Task inputs:
⟨
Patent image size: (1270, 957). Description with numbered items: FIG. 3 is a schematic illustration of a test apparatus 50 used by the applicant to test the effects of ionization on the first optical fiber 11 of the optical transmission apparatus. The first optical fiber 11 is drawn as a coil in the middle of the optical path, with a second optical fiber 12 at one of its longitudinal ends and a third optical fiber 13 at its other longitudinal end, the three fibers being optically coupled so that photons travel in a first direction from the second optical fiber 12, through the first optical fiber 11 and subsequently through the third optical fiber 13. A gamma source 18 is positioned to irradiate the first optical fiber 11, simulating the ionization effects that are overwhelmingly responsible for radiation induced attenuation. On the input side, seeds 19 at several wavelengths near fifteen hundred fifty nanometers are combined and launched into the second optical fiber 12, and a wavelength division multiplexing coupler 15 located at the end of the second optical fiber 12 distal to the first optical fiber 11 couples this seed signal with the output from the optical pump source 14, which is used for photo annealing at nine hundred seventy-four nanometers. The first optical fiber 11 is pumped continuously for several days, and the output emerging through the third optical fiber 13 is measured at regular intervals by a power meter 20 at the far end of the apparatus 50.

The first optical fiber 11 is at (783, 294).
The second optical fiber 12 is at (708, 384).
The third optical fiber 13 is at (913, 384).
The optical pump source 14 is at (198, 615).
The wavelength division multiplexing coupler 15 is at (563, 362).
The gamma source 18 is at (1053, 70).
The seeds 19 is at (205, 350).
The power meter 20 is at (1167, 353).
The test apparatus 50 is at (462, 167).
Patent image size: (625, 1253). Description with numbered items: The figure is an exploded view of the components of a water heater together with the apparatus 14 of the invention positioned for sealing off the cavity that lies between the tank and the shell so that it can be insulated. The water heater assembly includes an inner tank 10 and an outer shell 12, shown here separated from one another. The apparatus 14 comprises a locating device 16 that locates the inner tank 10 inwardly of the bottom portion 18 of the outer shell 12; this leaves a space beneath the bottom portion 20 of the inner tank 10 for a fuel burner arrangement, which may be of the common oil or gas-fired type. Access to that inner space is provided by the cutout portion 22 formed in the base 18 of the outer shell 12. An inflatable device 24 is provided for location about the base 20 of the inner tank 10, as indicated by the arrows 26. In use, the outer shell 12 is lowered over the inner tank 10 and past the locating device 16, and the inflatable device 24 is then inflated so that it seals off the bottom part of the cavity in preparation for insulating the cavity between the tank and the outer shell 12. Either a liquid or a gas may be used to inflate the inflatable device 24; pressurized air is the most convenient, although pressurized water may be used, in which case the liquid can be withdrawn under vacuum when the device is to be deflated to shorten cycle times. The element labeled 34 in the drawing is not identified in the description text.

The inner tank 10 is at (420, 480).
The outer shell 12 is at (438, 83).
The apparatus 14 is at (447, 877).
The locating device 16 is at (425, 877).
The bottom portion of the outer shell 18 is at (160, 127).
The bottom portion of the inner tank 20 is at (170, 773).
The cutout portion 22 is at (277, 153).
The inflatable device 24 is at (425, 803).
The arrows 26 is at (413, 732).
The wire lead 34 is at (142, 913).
⟩
The problem: Please write out all of the lines above again, word for word and in the same order.

Full output:
Patent image size: (1270, 957). Description with numbered items: FIG. 3 is a schematic illustration of a test apparatus 50 used by the applicant to test the effects of ionization on the first optical fiber 11 of the optical transmission apparatus. The first optical fiber 11 is drawn as a coil in the middle of the optical path, with a second optical fiber 12 at one of its longitudinal ends and a third optical fiber 13 at its other longitudinal end, the three fibers being optically coupled so that photons travel in a first direction from the second optical fiber 12, through the first optical fiber 11 and subsequently through the third optical fiber 13. A gamma source 18 is positioned to irradiate the first optical fiber 11, simulating the ionization effects that are overwhelmingly responsible for radiation induced attenuation. On the input side, seeds 19 at several wavelengths near fifteen hundred fifty nanometers are combined and launched into the second optical fiber 12, and a wavelength division multiplexing coupler 15 located at the end of the second optical fiber 12 distal to the first optical fiber 11 couples this seed signal with the output from the optical pump source 14, which is used for photo annealing at nine hundred seventy-four nanometers. The first optical fiber 11 is pumped continuously for several days, and the output emerging through the third optical fiber 13 is measured at regular intervals by a power meter 20 at the far end of the apparatus 50.

The first optical fiber 11 is at (783, 294).
The second optical fiber 12 is at (708, 384).
The third optical fiber 13 is at (913, 384).
The optical pump source 14 is at (198, 615).
The wavelength division multiplexing coupler 15 is at (563, 362).
The gamma source 18 is at (1053, 70).
The seeds 19 is at (205, 350).
The power meter 20 is at (1167, 353).
The test apparatus 50 is at (462, 167).
Patent image size: (625, 1253). Description with numbered items: The figure is an exploded view of the components of a water heater together with the apparatus 14 of the invention positioned for sealing off the cavity that lies between the tank and the shell so that it can be insulated. The water heater assembly includes an inner tank 10 and an outer shell 12, shown here separated from one another. The apparatus 14 comprises a locating device 16 that locates the inner tank 10 inwardly of the bottom portion 18 of the outer shell 12; this leaves a space beneath the bottom portion 20 of the inner tank 10 for a fuel burner arrangement, which may be of the common oil or gas-fired type. Access to that inner space is provided by the cutout portion 22 formed in the base 18 of the outer shell 12. An inflatable device 24 is provided for location about the base 20 of the inner tank 10, as indicated by the arrows 26. In use, the outer shell 12 is lowered over the inner tank 10 and past the locating device 16, and the inflatable device 24 is then inflated so that it seals off the bottom part of the cavity in preparation for insulating the cavity between the tank and the outer shell 12. Either a liquid or a gas may be used to inflate the inflatable device 24; pressurized air is the most convenient, although pressurized water may be used, in which case the liquid can be withdrawn under vacuum when the device is to be deflated to shorten cycle times. The element labeled 34 in the drawing is not identified in the description text.

The inner tank 10 is at (420, 480).
The outer shell 12 is at (438, 83).
The apparatus 14 is at (447, 877).
The locating device 16 is at (425, 877).
The bottom portion of the outer shell 18 is at (160, 127).
The bottom portion of the inner tank 20 is at (170, 773).
The cutout portion 22 is at (277, 153).
The inflatable device 24 is at (425, 803).
The arrows 26 is at (413, 732).
The wire lead 34 is at (142, 913).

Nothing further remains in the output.